▶ _Your instructions_
Lines containing "gear" are to be counted. Give the number and nothing more.

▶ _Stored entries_

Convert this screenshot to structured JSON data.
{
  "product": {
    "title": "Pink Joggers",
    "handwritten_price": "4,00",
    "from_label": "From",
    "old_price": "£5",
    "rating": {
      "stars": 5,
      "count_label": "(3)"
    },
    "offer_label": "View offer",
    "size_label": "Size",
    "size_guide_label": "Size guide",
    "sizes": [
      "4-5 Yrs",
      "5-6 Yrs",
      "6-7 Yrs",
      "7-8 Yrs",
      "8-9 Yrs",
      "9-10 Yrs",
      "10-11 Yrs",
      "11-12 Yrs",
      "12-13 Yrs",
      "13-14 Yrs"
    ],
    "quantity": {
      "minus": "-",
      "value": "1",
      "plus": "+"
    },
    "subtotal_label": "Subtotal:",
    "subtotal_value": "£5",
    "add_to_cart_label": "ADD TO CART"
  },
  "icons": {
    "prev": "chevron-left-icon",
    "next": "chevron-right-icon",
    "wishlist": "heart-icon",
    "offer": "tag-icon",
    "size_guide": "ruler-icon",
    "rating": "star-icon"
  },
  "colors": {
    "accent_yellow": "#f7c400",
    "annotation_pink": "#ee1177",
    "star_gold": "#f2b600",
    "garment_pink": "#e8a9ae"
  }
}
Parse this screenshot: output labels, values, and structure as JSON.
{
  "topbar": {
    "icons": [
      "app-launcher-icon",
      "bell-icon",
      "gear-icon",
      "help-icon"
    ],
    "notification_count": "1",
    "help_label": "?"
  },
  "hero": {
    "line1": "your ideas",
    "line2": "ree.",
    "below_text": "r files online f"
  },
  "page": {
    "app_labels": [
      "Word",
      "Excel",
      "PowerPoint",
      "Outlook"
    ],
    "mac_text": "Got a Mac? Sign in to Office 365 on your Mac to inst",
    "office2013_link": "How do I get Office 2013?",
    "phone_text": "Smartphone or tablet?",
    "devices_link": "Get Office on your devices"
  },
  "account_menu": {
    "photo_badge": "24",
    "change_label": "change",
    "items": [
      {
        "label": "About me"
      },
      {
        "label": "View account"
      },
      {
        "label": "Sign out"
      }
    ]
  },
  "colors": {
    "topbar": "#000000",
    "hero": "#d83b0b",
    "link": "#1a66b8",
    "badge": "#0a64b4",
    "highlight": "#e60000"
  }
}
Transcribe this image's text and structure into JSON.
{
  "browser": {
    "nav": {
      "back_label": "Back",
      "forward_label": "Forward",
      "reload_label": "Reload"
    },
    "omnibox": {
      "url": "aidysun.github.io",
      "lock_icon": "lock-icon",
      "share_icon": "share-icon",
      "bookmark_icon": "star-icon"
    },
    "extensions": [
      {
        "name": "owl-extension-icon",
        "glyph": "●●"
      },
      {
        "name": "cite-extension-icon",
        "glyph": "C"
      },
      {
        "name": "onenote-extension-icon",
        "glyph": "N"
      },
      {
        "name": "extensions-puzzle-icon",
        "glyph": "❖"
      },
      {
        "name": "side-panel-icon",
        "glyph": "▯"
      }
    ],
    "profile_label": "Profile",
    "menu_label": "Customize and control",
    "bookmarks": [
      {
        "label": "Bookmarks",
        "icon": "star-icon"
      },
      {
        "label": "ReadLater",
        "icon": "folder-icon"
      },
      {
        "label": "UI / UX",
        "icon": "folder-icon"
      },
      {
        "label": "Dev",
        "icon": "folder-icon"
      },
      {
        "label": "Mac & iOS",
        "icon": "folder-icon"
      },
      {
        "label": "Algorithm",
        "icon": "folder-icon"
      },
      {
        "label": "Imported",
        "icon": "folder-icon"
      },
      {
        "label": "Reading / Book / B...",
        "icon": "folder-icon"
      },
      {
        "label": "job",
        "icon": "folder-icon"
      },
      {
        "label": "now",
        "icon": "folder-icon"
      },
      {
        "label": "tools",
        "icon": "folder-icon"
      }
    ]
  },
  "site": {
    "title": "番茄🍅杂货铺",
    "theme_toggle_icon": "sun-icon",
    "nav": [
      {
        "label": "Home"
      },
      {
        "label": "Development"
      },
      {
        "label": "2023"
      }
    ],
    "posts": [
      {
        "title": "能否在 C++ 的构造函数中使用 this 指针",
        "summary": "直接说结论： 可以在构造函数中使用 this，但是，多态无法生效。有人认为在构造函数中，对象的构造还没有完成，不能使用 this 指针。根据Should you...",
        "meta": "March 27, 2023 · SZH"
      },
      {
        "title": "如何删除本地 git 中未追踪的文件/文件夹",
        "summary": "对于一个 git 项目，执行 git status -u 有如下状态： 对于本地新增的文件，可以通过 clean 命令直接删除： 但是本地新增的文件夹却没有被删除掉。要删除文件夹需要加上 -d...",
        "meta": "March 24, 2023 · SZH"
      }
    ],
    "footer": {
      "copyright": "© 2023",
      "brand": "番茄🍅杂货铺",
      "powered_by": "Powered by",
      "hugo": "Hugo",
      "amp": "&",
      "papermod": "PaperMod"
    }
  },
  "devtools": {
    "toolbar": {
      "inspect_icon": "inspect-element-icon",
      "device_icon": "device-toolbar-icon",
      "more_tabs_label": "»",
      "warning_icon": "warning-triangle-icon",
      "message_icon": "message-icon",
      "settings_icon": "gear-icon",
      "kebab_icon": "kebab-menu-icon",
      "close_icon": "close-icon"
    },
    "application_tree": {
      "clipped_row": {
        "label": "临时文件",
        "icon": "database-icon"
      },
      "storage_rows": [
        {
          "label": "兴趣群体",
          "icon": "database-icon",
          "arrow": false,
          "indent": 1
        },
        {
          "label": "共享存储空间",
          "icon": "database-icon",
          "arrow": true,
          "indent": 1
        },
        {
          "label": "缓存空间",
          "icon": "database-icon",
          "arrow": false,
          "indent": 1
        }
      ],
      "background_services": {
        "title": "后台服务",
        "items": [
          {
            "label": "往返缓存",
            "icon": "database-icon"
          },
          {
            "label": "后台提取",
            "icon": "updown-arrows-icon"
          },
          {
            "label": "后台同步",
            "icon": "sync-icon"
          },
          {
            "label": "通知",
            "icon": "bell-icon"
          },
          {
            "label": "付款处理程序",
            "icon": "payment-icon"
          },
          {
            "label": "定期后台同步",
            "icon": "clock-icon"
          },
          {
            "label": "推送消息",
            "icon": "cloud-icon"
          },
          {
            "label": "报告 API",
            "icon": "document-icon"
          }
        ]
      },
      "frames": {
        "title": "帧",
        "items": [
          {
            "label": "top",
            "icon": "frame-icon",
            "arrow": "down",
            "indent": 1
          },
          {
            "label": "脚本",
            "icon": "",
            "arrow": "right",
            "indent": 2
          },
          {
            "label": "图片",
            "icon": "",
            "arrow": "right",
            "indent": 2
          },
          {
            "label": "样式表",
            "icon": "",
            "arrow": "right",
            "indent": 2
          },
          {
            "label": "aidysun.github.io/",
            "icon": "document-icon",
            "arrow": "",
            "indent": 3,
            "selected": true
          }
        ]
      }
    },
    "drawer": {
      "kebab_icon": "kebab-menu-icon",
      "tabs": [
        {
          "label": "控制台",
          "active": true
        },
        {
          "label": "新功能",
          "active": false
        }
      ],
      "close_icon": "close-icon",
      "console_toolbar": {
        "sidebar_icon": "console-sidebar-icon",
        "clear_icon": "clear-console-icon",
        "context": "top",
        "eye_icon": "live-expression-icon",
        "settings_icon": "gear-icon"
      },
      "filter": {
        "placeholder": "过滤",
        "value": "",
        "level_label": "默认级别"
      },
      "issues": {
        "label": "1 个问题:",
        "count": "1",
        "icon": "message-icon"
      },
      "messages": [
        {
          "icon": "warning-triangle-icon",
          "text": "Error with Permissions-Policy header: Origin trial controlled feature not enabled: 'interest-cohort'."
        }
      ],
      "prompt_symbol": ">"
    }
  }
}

▶ _Output_
3